Short task :: Transcribe the records that follow exactly. Skip the pictures.

Material for the task ::
begin

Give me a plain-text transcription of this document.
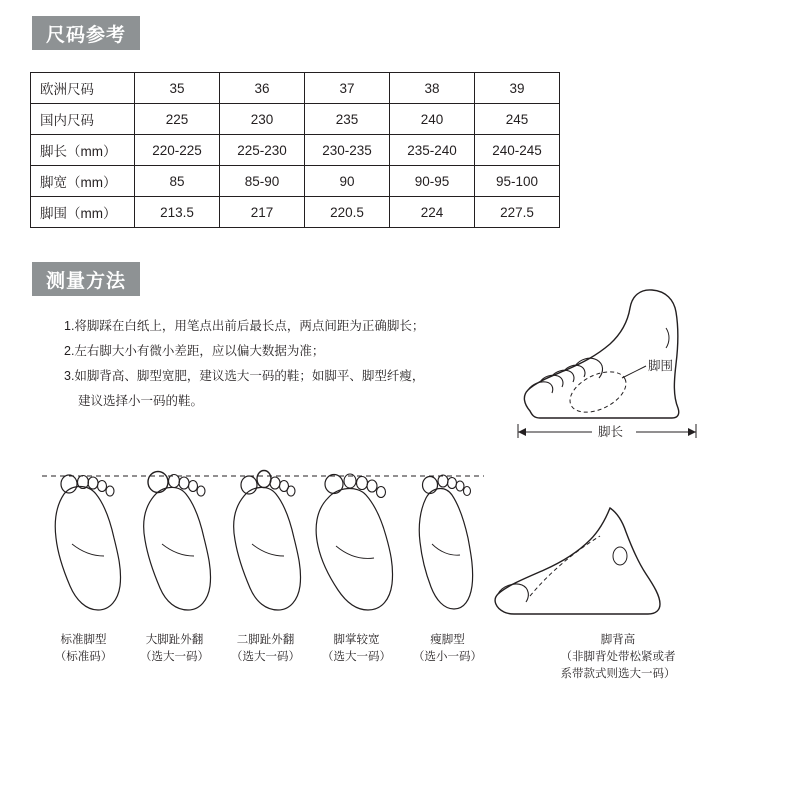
尺码参考
欧洲尺码	35	36	37	38	39
国内尺码	225	230	235	240	245
脚长（mm）	220-225	225-230	230-235	235-240	240-245
脚宽（mm）	85	85-90	90	90-95	95-100
脚围（mm）	213.5	217	220.5	224	227.5
测量方法
1.将脚踩在白纸上，用笔点出前后最长点，两点间距为正确脚长；
2.左右脚大小有微小差距，应以偏大数据为准；
3.如脚背高、脚型宽肥，建议选大一码的鞋；如脚平、脚型纤瘦，
建议选择小一码的鞋。
脚围
脚长
标准脚型
（标准码）
大脚趾外翻
（选大一码）
二脚趾外翻
（选大一码）
脚掌较宽
（选大一码）
瘦脚型
（选小一码）
脚背高
（非脚背处带松紧或者
系带款式则选大一码）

end

Solution for this problem ::
Give me a plain-text transcription of this document.
尺码参考
欧洲尺码	35	36	37	38	39
国内尺码	225	230	235	240	245
脚长（mm）	220-225	225-230	230-235	235-240	240-245
脚宽（mm）	85	85-90	90	90-95	95-100
脚围（mm）	213.5	217	220.5	224	227.5
测量方法
1.将脚踩在白纸上，用笔点出前后最长点，两点间距为正确脚长；
2.左右脚大小有微小差距，应以偏大数据为准；
3.如脚背高、脚型宽肥，建议选大一码的鞋；如脚平、脚型纤瘦，
建议选择小一码的鞋。
脚围
脚长
标准脚型
（标准码）
大脚趾外翻
（选大一码）
二脚趾外翻
（选大一码）
脚掌较宽
（选大一码）
瘦脚型
（选小一码）
脚背高
（非脚背处带松紧或者
系带款式则选大一码）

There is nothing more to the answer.